Write the material out again in full, word for word. Do not include the pictures.

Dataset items

===============

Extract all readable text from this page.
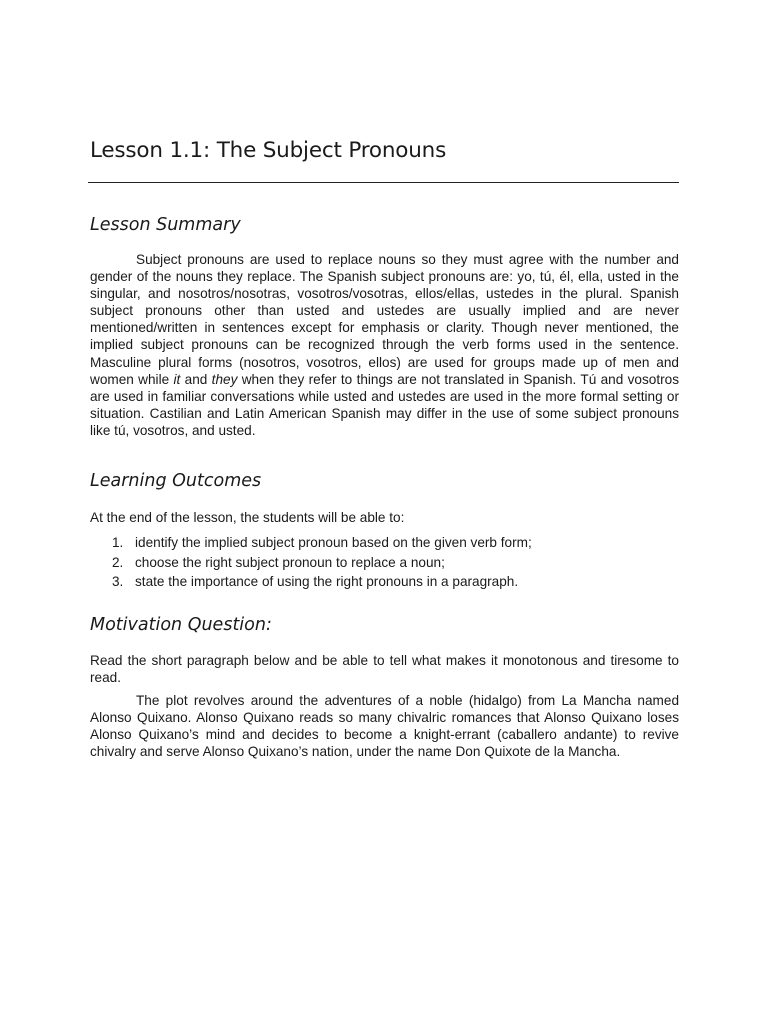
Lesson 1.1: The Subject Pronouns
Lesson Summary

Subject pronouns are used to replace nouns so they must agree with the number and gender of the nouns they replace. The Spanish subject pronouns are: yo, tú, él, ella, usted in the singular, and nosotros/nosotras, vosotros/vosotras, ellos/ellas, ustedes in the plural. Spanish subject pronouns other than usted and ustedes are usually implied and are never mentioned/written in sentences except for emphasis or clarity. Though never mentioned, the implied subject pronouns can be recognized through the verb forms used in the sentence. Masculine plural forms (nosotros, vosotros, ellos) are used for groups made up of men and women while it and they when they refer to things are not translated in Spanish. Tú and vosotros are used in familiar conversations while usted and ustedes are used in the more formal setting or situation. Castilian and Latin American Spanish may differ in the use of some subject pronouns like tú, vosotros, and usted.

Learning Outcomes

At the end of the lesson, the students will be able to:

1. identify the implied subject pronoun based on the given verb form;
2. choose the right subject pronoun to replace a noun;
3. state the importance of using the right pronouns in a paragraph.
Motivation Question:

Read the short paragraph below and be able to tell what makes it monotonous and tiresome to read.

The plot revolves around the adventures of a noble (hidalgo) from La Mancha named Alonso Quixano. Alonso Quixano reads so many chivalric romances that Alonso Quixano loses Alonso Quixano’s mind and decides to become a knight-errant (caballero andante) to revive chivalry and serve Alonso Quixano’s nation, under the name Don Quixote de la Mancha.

===============

▶ [ANSWER TO THIS EXERCISE]:
Extract all readable text from this page.
Lesson 1.1: The Subject Pronouns
Lesson Summary

Subject pronouns are used to replace nouns so they must agree with the number and gender of the nouns they replace. The Spanish subject pronouns are: yo, tú, él, ella, usted in the singular, and nosotros/nosotras, vosotros/vosotras, ellos/ellas, ustedes in the plural. Spanish subject pronouns other than usted and ustedes are usually implied and are never mentioned/written in sentences except for emphasis or clarity. Though never mentioned, the implied subject pronouns can be recognized through the verb forms used in the sentence. Masculine plural forms (nosotros, vosotros, ellos) are used for groups made up of men and women while it and they when they refer to things are not translated in Spanish. Tú and vosotros are used in familiar conversations while usted and ustedes are used in the more formal setting or situation. Castilian and Latin American Spanish may differ in the use of some subject pronouns like tú, vosotros, and usted.

Learning Outcomes

At the end of the lesson, the students will be able to:

1. identify the implied subject pronoun based on the given verb form;
2. choose the right subject pronoun to replace a noun;
3. state the importance of using the right pronouns in a paragraph.
Motivation Question:

Read the short paragraph below and be able to tell what makes it monotonous and tiresome to read.

The plot revolves around the adventures of a noble (hidalgo) from La Mancha named Alonso Quixano. Alonso Quixano reads so many chivalric romances that Alonso Quixano loses Alonso Quixano’s mind and decides to become a knight-errant (caballero andante) to revive chivalry and serve Alonso Quixano’s nation, under the name Don Quixote de la Mancha.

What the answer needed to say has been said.